[Part of a data file]
= = = = = = =

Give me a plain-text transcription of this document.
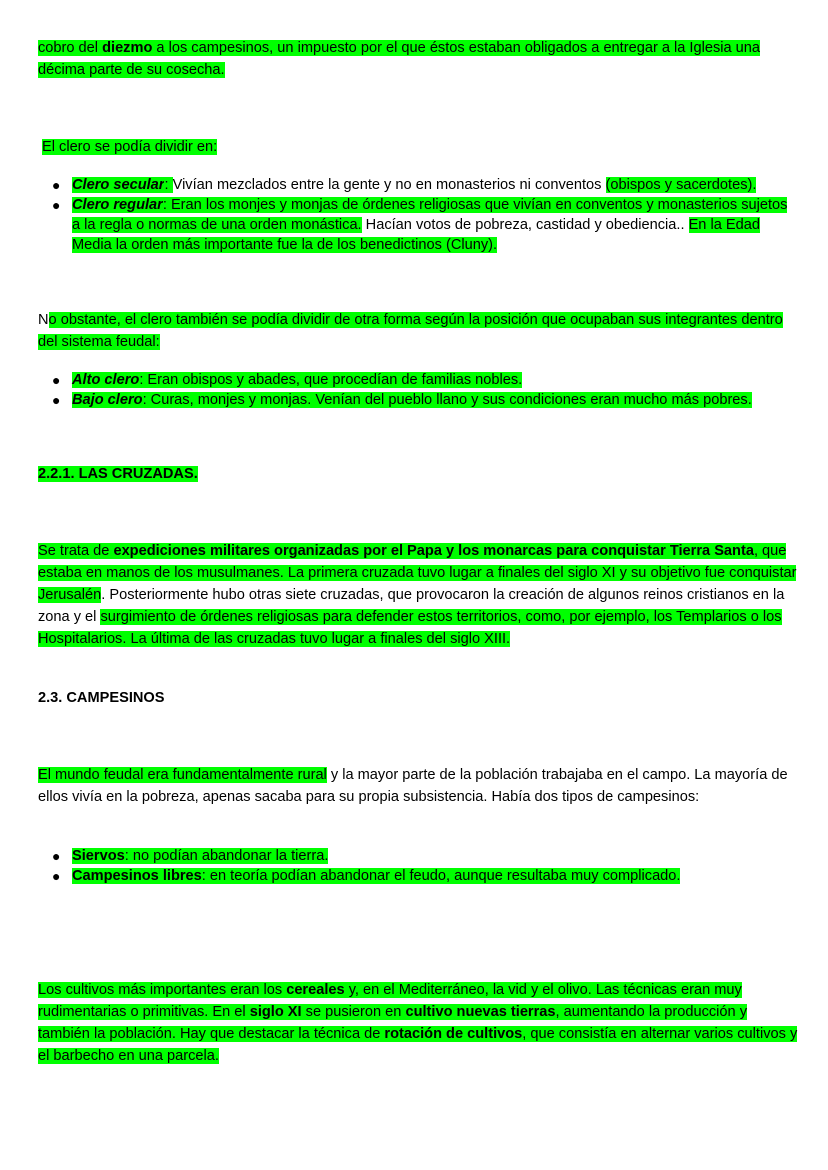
cobro del diezmo a los campesinos, un impuesto por el que éstos estaban obligados a entregar a la Iglesia una décima parte de su cosecha.
El clero se podía dividir en:
● Clero secular: Vivían mezclados entre la gente y no en monasterios ni conventos (obispos y sacerdotes).
● Clero regular: Eran los monjes y monjas de órdenes religiosas que vivían en conventos y monasterios sujetos a la regla o normas de una orden monástica. Hacían votos de pobreza, castidad y obediencia.. En la Edad Media la orden más importante fue la de los benedictinos (Cluny).
No obstante, el clero también se podía dividir de otra forma según la posición que ocupaban sus integrantes dentro del sistema feudal:
● Alto clero: Eran obispos y abades, que procedían de familias nobles.
● Bajo clero: Curas, monjes y monjas. Venían del pueblo llano y sus condiciones eran mucho más pobres.
2.2.1. LAS CRUZADAS.
Se trata de expediciones militares organizadas por el Papa y los monarcas para conquistar Tierra Santa, que estaba en manos de los musulmanes. La primera cruzada tuvo lugar a finales del siglo XI y su objetivo fue conquistar Jerusalén. Posteriormente hubo otras siete cruzadas, que provocaron la creación de algunos reinos cristianos en la zona y el surgimiento de órdenes religiosas para defender estos territorios, como, por ejemplo, los Templarios o los Hospitalarios. La última de las cruzadas tuvo lugar a finales del siglo XIII.
2.3. CAMPESINOS
El mundo feudal era fundamentalmente rural y la mayor parte de la población trabajaba en el campo. La mayoría de ellos vivía en la pobreza, apenas sacaba para su propia subsistencia. Había dos tipos de campesinos:
● Siervos: no podían abandonar la tierra.
● Campesinos libres: en teoría podían abandonar el feudo, aunque resultaba muy complicado.
Los cultivos más importantes eran los cereales y, en el Mediterráneo, la vid y el olivo. Las técnicas eran muy rudimentarias o primitivas. En el siglo XI se pusieron en cultivo nuevas tierras, aumentando la producción y también la población. Hay que destacar la técnica de rotación de cultivos, que consistía en alternar varios cultivos y el barbecho en una parcela.
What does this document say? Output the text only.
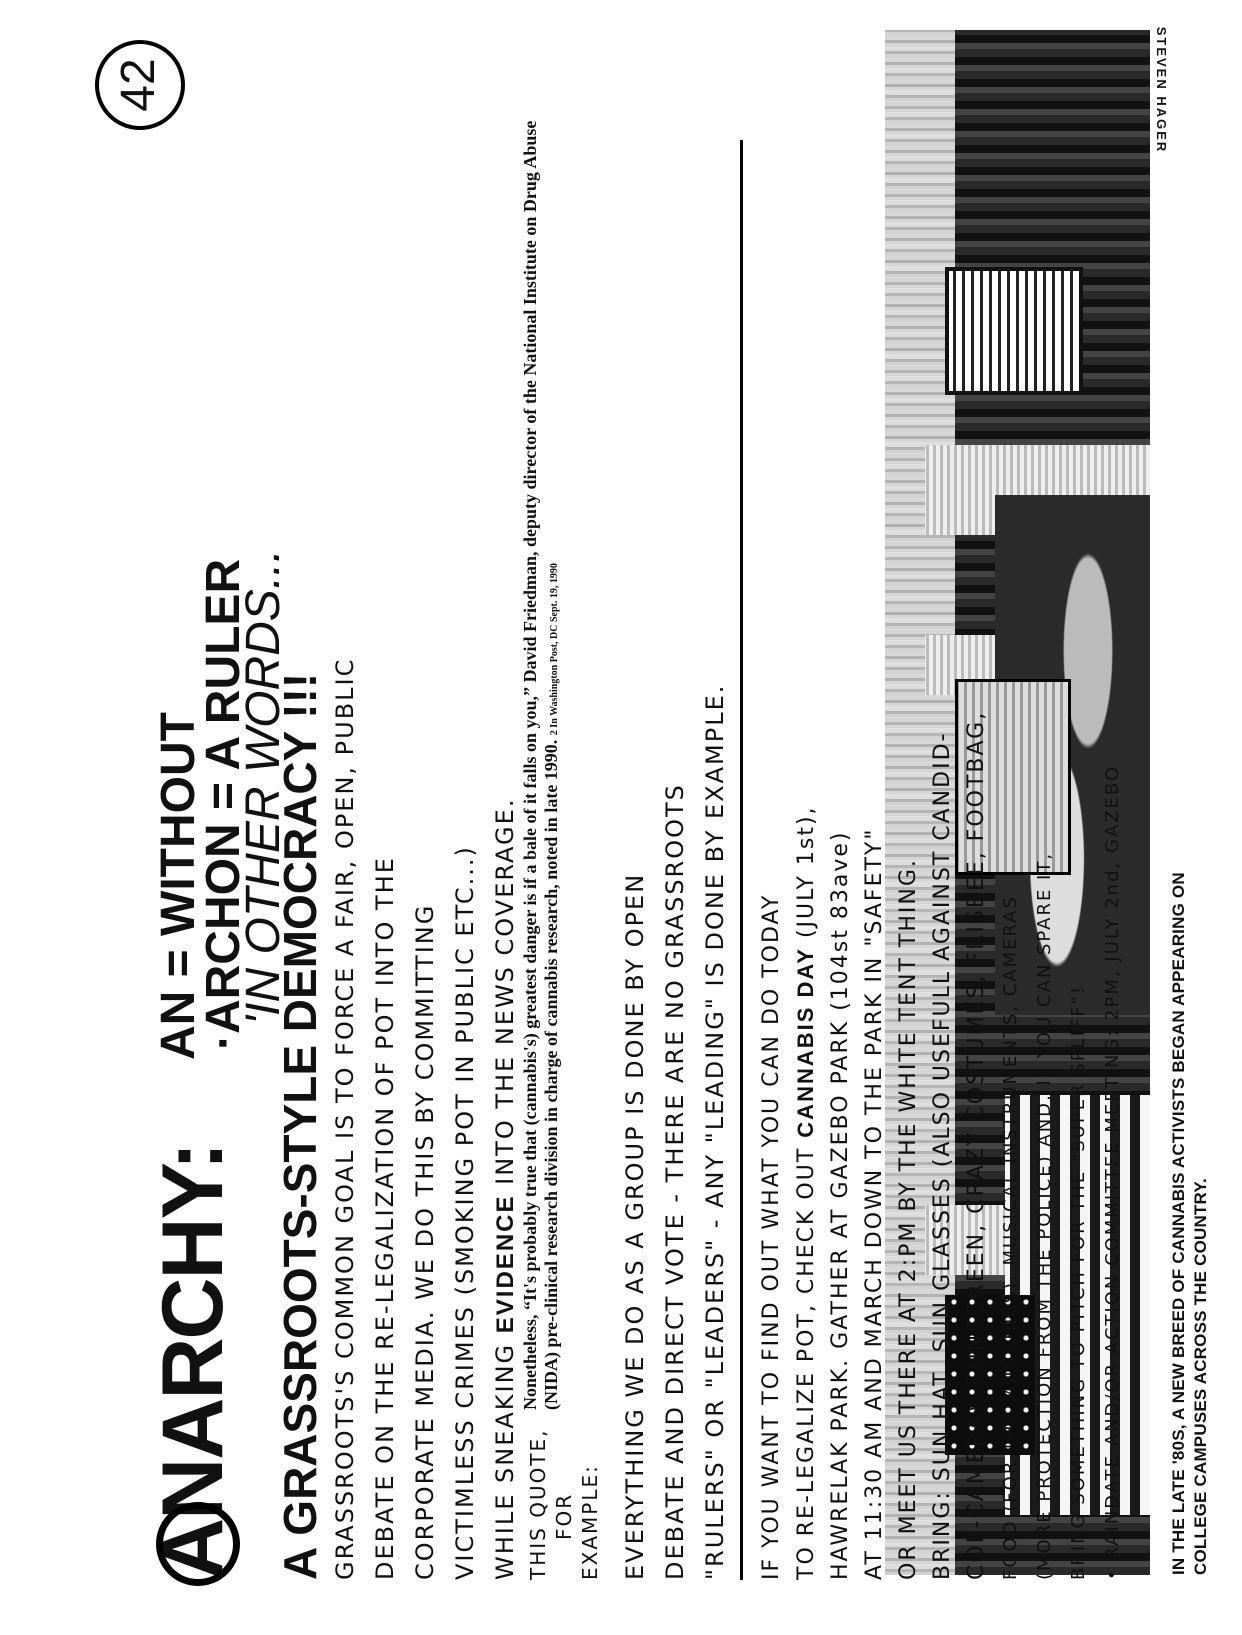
STEVEN HAGER
IN THE LATE '80S, A NEW BREED OF CANNABIS ACTIVISTS BEGAN APPEARING ON COLLEGE CAMPUSES ACROSS THE COUNTRY.
ANARCHY:
AN = WITHOUT
·ARCHON = A RULER
'IN OTHER WORDS...
A GRASSROOTS-STYLE DEMOCRACY !!!
42
GRASSROOTS'S COMMON GOAL IS TO FORCE A FAIR, OPEN, PUBLIC DEBATE ON THE RE-LEGALIZATION OF POT INTO THE CORPORATE MEDIA. WE DO THIS BY COMMITTING VICTIMLESS CRIMES (SMOKING POT IN PUBLIC ETC...) WHILE SNEAKING EVIDENCE INTO THE NEWS COVERAGE.
THIS QUOTE, FOR EXAMPLE:
Nonetheless, “It's probably true that (cannabis's) greatest danger is if a bale of it falls on you,” David Friedman, deputy director of the National Institute on Drug Abuse (NIDA) pre-clinical research division in charge of cannabis research, noted in late 1990. 2 In Washington Post, DC Sept. 19, 1990
EVERYTHING WE DO AS A GROUP IS DONE BY OPEN DEBATE AND DIRECT VOTE - THERE ARE NO GRASSROOTS "RULERS" OR "LEADERS" - ANY "LEADING" IS DONE BY EXAMPLE. IF YOU WANT TO FIND OUT WHAT YOU CAN DO TODAY TO RE-LEGALIZE POT, CHECK OUT CANNABIS DAY (JULY 1st), HAWRELAK PARK. GATHER AT GAZEBO PARK (104st 83ave) AT 11:30 AM AND MARCH DOWN TO THE PARK IN "SAFETY" OR MEET US THERE AT 2:PM BY THE WHITE TENT THING. BRING: SUN HAT, SUN GLASSES (ALSO USEFULL AGAINST CANDID- COP-CAMERA), SUNSCREEN, CRAZY COSTUMES, FRISBEE, FOOTBAG, FOOD (FOR THE MUNCHIES), MUSICAL INSTRUMENTS, CAMERAS (MORE PROTECTION FROM THE POLICE) AND, IF YOU CAN SPARE IT, BRING SOMETHING TO PITCH FOR THE "SUPER SPLIFF"! • RAINDATE AND/OR ACTION COMMITTEE MEETING: 2PM, JULY 2nd, GAZEBO
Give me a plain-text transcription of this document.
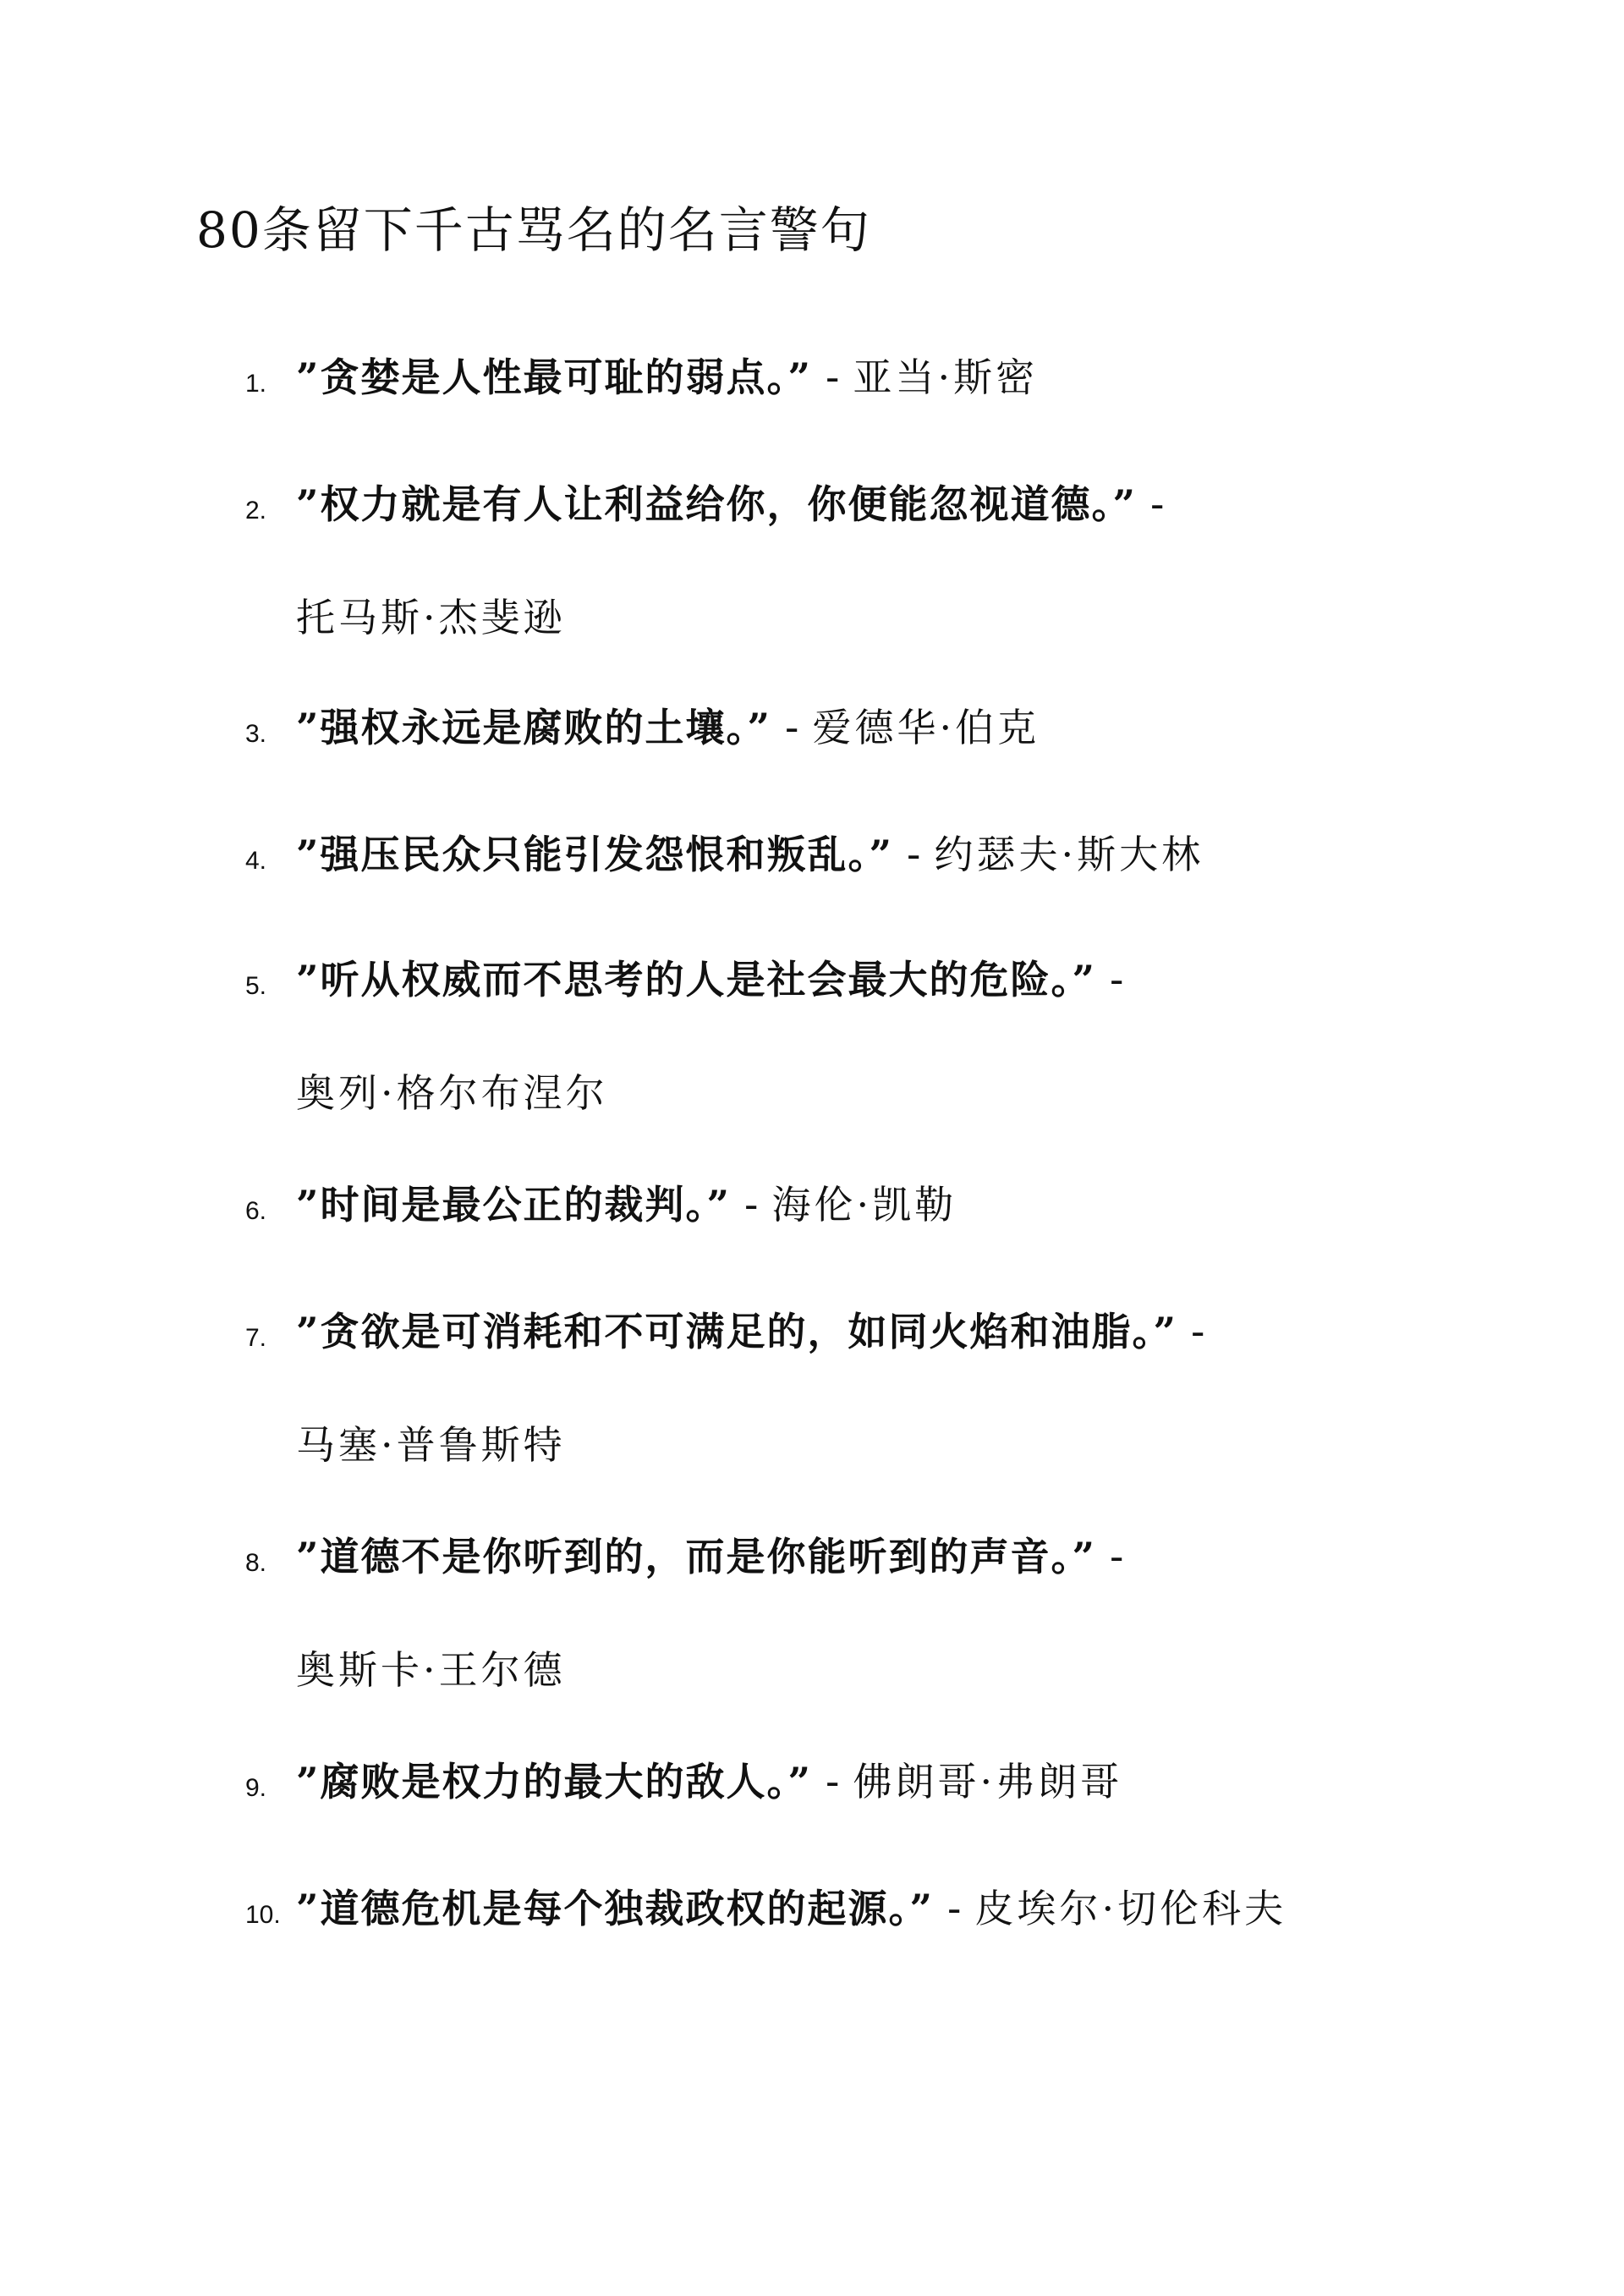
80条留下千古骂名的名言警句
1. ”贪婪是人性最可耻的弱点。” - 亚当·斯密
2. ”权力就是有人让利益给你，你便能忽视道德。” -
托马斯·杰斐逊
3. ”强权永远是腐败的土壤。” - 爱德华·伯克
4. ”强压民众只能引发怨恨和叛乱。” - 约瑟夫·斯大林
5. ”听从权威而不思考的人是社会最大的危险。” -
奥列·格尔布涅尔
6. ”时间是最公正的裁判。” - 海伦·凯勒
7. ”贪欲是可消耗和不可满足的，如同火焰和油脂。” -
马塞·普鲁斯特
8. ”道德不是你听到的，而是你能听到的声音。” -
奥斯卡·王尔德
9. ”腐败是权力的最大的敌人。” - 佛朗哥·弗朗哥
10. ”道德危机是每个独裁政权的起源。” - 皮埃尔·切伦科夫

= = = = = = =

[What the exercise asks]
Extract each line from the listing that holds the word "para".

[Solution for this task]
Se trata de expediciones militares organizadas por el Papa y los monarcas para conquistar Tierra Santa, que estaba en manos de los musulmanes. La primera cruzada tuvo lugar a finales del siglo XI y su objetivo fue conquistar Jerusalén. Posteriormente hubo otras siete cruzadas, que provocaron la creación de algunos reinos cristianos en la zona y el surgimiento de órdenes religiosas para defender estos territorios, como, por ejemplo, los Templarios o los Hospitalarios. La última de las cruzadas tuvo lugar a finales del siglo XIII.
El mundo feudal era fundamentalmente rural y la mayor parte de la población trabajaba en el campo. La mayoría de ellos vivía en la pobreza, apenas sacaba para su propia subsistencia. Había dos tipos de campesinos:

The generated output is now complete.